Items from a dataset

§ §

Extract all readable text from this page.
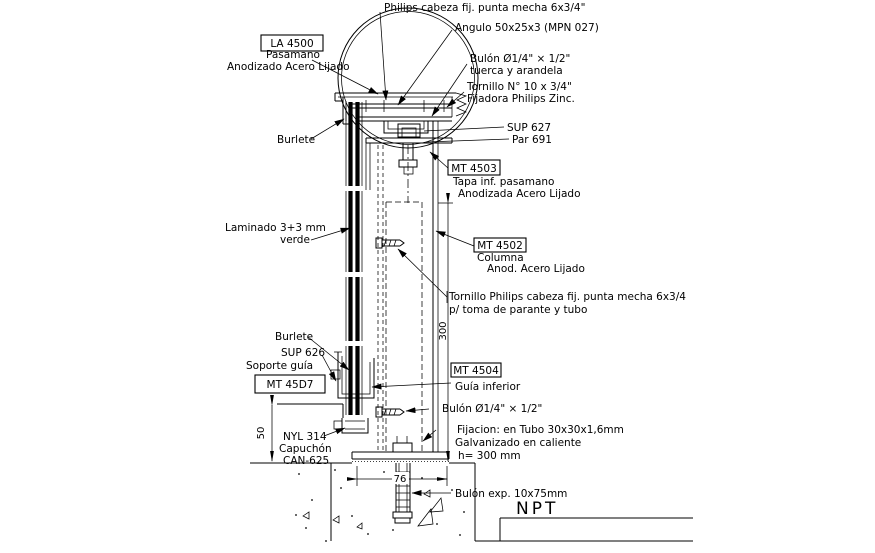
Philips cabeza fij. punta mecha 6x3/4"
Angulo 50x25x3 (MPN 027)
Bulón Ø1/4" × 1/2"
tuerca y arandela
Tornillo N° 10 x 3/4"
Fijadora Philips Zinc.
LA 4500
Pasamano
Anodizado Acero Lijado
Burlete
SUP 627
Par 691
MT 4503
Tapa inf. pasamano
Anodizada Acero Lijado
Laminado 3+3 mm
verde	MT 4502
Columna
Anod. Acero Lijado
Tornillo Philips cabeza fij. punta mecha 6x3/4
p/ toma de parante y tubo
Burlete
SUP 626
Soporte guía
MT 45D7
MT 4504
Guía inferior
Bulón Ø1/4" × 1/2"
Fijacion: en Tubo 30x30x1,6mm
Galvanizado en caliente
h= 300 mm
NYL 314
Capuchón
CAN-625
Bulón exp. 10x75mm
NPT
300
50
76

§ §

_Task prompt_:
Retype each entry precisely. Skip images entirely.

_Response to the exercise_:
Extract all readable text from this page.
Philips cabeza fij. punta mecha 6x3/4"
Angulo 50x25x3 (MPN 027)
Bulón Ø1/4" × 1/2"
tuerca y arandela
Tornillo N° 10 x 3/4"
Fijadora Philips Zinc.
LA 4500
Pasamano
Anodizado Acero Lijado
Burlete
SUP 627
Par 691
MT 4503
Tapa inf. pasamano
Anodizada Acero Lijado
Laminado 3+3 mm
verde	MT 4502
Columna
Anod. Acero Lijado
Tornillo Philips cabeza fij. punta mecha 6x3/4
p/ toma de parante y tubo
Burlete
SUP 626
Soporte guía
MT 45D7
MT 4504
Guía inferior
Bulón Ø1/4" × 1/2"
Fijacion: en Tubo 30x30x1,6mm
Galvanizado en caliente
h= 300 mm
NYL 314
Capuchón
CAN-625
Bulón exp. 10x75mm
NPT
300
50
76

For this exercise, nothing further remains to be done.